STATED PROBLEM ::
Leave out any picture and return the remaining listing below exactly as given.

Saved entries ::
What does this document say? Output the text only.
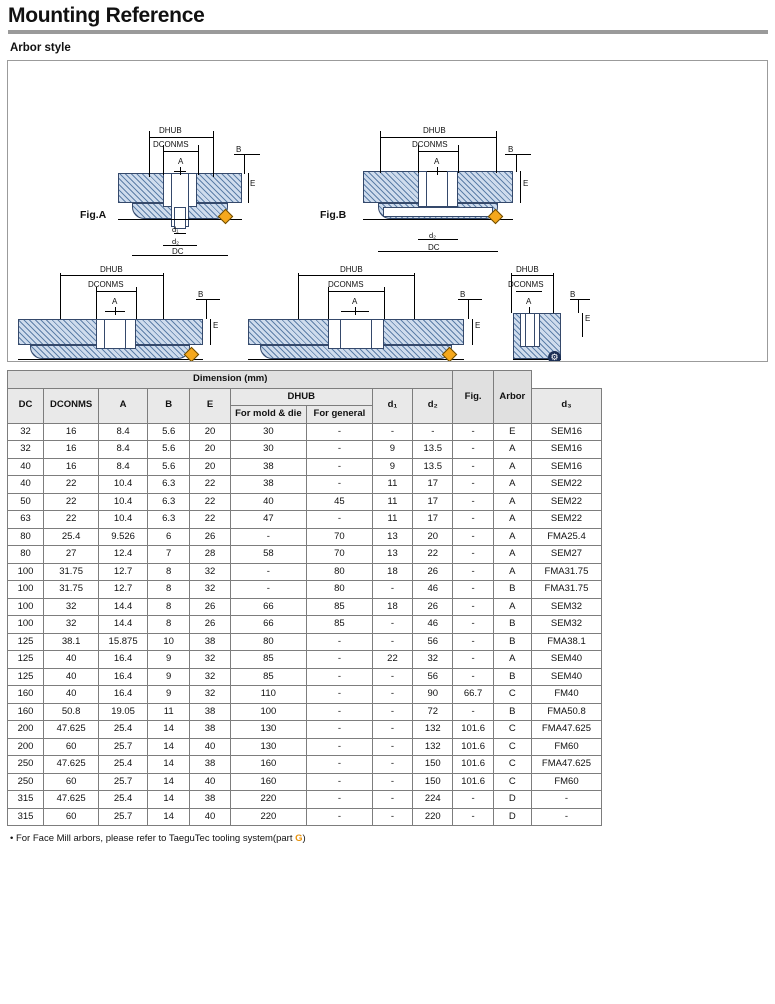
Mounting Reference
Arbor style
DHUB
DCONMS
A
B
E
d₁
d₂
DC
Fig.A
DHUB
DCONMS
A
B
E
d₂
DC
Fig.B
DHUB
DCONMS
A
B
E
DHUB
DCONMS
A
B
E
DHUB
DCONMS
A
B
E
⚙
Dimension (mm)									Fig.	Arbor	
DC	DCONMS	A	B	E	DHUB		d₁	d₂			d₃
					For mold & die	For general					
32	16	8.4	5.6	20	30	-	-	-	-	E	SEM16
32	16	8.4	5.6	20	30	-	9	13.5	-	A	SEM16
40	16	8.4	5.6	20	38	-	9	13.5	-	A	SEM16
40	22	10.4	6.3	22	38	-	11	17	-	A	SEM22
50	22	10.4	6.3	22	40	45	11	17	-	A	SEM22
63	22	10.4	6.3	22	47	-	11	17	-	A	SEM22
80	25.4	9.526	6	26	-	70	13	20	-	A	FMA25.4
80	27	12.4	7	28	58	70	13	22	-	A	SEM27
100	31.75	12.7	8	32	-	80	18	26	-	A	FMA31.75
100	31.75	12.7	8	32	-	80	-	46	-	B	FMA31.75
100	32	14.4	8	26	66	85	18	26	-	A	SEM32
100	32	14.4	8	26	66	85	-	46	-	B	SEM32
125	38.1	15.875	10	38	80	-	-	56	-	B	FMA38.1
125	40	16.4	9	32	85	-	22	32	-	A	SEM40
125	40	16.4	9	32	85	-	-	56	-	B	SEM40
160	40	16.4	9	32	110	-	-	90	66.7	C	FM40
160	50.8	19.05	11	38	100	-	-	72	-	B	FMA50.8
200	47.625	25.4	14	38	130	-	-	132	101.6	C	FMA47.625
200	60	25.7	14	40	130	-	-	132	101.6	C	FM60
250	47.625	25.4	14	38	160	-	-	150	101.6	C	FMA47.625
250	60	25.7	14	40	160	-	-	150	101.6	C	FM60
315	47.625	25.4	14	38	220	-	-	224	-	D	-
315	60	25.7	14	40	220	-	-	220	-	D	-
• For Face Mill arbors, please refer to TaeguTec tooling system(part G)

SOLUTION FOR THIS EXERCISE ::
What does this document say? Output the text only.
Mounting Reference
Arbor style
DHUB
DCONMS
A
B
E
d₁
d₂
DC
Fig.A
DHUB
DCONMS
A
B
E
d₂
DC
Fig.B
DHUB
DCONMS
A
B
E
DHUB
DCONMS
A
B
E
DHUB
DCONMS
A
B
E
⚙
Dimension (mm)									Fig.	Arbor	
DC	DCONMS	A	B	E	DHUB		d₁	d₂			d₃
					For mold & die	For general					
32	16	8.4	5.6	20	30	-	-	-	-	E	SEM16
32	16	8.4	5.6	20	30	-	9	13.5	-	A	SEM16
40	16	8.4	5.6	20	38	-	9	13.5	-	A	SEM16
40	22	10.4	6.3	22	38	-	11	17	-	A	SEM22
50	22	10.4	6.3	22	40	45	11	17	-	A	SEM22
63	22	10.4	6.3	22	47	-	11	17	-	A	SEM22
80	25.4	9.526	6	26	-	70	13	20	-	A	FMA25.4
80	27	12.4	7	28	58	70	13	22	-	A	SEM27
100	31.75	12.7	8	32	-	80	18	26	-	A	FMA31.75
100	31.75	12.7	8	32	-	80	-	46	-	B	FMA31.75
100	32	14.4	8	26	66	85	18	26	-	A	SEM32
100	32	14.4	8	26	66	85	-	46	-	B	SEM32
125	38.1	15.875	10	38	80	-	-	56	-	B	FMA38.1
125	40	16.4	9	32	85	-	22	32	-	A	SEM40
125	40	16.4	9	32	85	-	-	56	-	B	SEM40
160	40	16.4	9	32	110	-	-	90	66.7	C	FM40
160	50.8	19.05	11	38	100	-	-	72	-	B	FMA50.8
200	47.625	25.4	14	38	130	-	-	132	101.6	C	FMA47.625
200	60	25.7	14	40	130	-	-	132	101.6	C	FM60
250	47.625	25.4	14	38	160	-	-	150	101.6	C	FMA47.625
250	60	25.7	14	40	160	-	-	150	101.6	C	FM60
315	47.625	25.4	14	38	220	-	-	224	-	D	-
315	60	25.7	14	40	220	-	-	220	-	D	-
• For Face Mill arbors, please refer to TaeguTec tooling system(part G)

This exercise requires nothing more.